[Dataset records]
===============

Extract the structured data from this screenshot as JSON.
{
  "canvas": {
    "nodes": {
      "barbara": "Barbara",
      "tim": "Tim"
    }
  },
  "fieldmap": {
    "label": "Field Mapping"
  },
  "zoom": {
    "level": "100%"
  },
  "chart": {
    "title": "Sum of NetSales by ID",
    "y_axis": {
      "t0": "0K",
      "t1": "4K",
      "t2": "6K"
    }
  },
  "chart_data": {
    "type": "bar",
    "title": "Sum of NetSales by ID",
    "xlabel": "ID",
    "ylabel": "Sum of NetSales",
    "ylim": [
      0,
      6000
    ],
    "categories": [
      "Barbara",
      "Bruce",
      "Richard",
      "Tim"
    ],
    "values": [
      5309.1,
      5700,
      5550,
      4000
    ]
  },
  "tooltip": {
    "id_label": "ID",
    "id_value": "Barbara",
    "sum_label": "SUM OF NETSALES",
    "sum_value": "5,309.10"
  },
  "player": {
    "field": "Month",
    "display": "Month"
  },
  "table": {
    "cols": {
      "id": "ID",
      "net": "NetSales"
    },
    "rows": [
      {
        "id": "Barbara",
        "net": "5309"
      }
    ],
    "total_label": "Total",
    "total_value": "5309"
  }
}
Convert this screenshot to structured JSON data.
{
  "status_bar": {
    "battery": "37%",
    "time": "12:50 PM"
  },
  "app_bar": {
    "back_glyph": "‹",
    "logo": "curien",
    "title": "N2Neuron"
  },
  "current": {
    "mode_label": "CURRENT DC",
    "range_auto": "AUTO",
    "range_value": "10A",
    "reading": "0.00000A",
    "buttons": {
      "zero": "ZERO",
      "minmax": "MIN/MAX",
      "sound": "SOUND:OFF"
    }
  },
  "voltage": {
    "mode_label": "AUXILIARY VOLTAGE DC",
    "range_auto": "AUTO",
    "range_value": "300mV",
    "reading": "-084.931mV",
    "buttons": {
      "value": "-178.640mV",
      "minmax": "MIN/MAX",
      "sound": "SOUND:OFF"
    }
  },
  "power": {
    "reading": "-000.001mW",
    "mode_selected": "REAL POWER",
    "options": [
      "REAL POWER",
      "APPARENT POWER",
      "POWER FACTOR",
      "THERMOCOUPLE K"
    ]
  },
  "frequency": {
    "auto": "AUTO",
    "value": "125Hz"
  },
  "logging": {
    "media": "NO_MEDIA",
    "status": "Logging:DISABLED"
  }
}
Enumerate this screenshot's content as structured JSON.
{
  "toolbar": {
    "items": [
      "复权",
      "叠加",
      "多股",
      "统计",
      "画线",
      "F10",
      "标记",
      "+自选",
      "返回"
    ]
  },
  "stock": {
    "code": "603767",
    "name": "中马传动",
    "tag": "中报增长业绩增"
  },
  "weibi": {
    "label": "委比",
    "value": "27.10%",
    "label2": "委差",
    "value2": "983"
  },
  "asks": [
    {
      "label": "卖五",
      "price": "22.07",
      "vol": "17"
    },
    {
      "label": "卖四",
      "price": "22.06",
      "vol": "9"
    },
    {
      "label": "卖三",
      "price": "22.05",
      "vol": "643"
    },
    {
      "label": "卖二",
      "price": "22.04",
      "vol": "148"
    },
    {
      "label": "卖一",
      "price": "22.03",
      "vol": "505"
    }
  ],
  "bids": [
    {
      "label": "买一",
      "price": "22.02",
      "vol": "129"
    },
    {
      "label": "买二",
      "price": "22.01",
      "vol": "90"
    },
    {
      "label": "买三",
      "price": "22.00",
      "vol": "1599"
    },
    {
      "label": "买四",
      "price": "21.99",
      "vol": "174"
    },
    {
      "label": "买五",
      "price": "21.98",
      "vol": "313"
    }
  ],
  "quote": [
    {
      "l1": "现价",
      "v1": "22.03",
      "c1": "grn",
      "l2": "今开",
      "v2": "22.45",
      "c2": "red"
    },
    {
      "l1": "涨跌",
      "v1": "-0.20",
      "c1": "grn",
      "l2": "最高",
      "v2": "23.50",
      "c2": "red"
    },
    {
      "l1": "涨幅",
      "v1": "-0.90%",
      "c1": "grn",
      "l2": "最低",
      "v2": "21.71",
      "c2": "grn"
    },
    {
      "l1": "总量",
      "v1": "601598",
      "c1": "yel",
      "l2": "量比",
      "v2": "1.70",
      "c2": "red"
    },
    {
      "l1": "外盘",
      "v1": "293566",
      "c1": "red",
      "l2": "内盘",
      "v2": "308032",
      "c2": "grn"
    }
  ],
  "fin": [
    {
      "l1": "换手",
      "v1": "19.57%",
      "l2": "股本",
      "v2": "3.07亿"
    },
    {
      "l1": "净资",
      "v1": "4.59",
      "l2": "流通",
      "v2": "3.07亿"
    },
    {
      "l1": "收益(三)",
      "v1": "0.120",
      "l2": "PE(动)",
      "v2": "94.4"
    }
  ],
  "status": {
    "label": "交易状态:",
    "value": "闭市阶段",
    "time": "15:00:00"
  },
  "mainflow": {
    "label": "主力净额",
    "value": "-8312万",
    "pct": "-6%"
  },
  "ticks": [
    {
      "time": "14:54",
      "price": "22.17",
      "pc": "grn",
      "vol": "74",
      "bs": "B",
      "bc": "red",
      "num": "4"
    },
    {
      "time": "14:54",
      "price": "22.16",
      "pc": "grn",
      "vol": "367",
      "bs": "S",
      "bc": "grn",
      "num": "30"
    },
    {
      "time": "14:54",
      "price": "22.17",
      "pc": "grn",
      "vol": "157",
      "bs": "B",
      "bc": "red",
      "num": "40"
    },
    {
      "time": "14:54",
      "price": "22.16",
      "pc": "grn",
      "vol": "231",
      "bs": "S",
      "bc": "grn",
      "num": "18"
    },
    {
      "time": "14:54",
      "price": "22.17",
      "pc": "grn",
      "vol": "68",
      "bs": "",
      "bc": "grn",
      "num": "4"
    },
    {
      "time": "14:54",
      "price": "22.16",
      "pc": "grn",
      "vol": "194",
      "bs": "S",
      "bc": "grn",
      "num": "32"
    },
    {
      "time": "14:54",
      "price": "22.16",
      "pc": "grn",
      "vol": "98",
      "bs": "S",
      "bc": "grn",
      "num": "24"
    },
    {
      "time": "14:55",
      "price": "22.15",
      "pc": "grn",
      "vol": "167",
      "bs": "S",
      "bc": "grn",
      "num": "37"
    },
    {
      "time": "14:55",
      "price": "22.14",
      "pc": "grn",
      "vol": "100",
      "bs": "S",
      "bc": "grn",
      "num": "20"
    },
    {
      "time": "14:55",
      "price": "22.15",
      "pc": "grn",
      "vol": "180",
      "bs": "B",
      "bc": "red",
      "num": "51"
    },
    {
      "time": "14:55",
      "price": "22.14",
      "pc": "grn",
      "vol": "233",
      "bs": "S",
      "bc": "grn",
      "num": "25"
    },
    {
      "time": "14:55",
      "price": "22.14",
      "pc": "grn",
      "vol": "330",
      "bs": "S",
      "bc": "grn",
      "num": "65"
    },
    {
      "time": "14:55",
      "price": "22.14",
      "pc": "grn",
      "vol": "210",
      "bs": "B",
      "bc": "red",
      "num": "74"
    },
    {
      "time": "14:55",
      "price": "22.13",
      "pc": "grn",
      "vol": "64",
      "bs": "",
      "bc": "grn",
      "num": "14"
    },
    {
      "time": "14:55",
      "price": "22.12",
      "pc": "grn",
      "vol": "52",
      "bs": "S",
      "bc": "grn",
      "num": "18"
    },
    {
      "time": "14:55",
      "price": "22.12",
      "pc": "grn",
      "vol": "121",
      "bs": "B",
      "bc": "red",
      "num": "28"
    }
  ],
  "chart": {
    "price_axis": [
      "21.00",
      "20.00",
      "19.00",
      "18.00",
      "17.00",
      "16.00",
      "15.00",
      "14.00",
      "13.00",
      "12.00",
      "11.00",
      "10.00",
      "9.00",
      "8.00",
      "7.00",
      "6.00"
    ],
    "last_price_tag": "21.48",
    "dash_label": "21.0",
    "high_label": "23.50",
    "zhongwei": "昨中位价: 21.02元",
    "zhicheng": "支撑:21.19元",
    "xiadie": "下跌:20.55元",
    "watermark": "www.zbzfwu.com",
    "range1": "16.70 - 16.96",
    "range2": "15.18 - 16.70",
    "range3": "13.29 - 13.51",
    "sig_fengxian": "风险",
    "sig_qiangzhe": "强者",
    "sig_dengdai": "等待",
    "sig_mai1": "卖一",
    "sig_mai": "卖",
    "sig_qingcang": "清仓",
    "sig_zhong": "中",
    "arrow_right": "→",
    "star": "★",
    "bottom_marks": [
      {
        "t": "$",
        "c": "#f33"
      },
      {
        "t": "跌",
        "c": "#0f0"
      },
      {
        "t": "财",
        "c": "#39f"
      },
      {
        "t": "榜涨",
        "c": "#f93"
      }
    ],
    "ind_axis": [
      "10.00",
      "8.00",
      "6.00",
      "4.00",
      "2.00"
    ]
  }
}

===============

SET PROBLEM:
Copy each line that holds the word "REAL".

WRITTEN SOLUTION:
    "mode_selected": "REAL POWER",
      "REAL POWER",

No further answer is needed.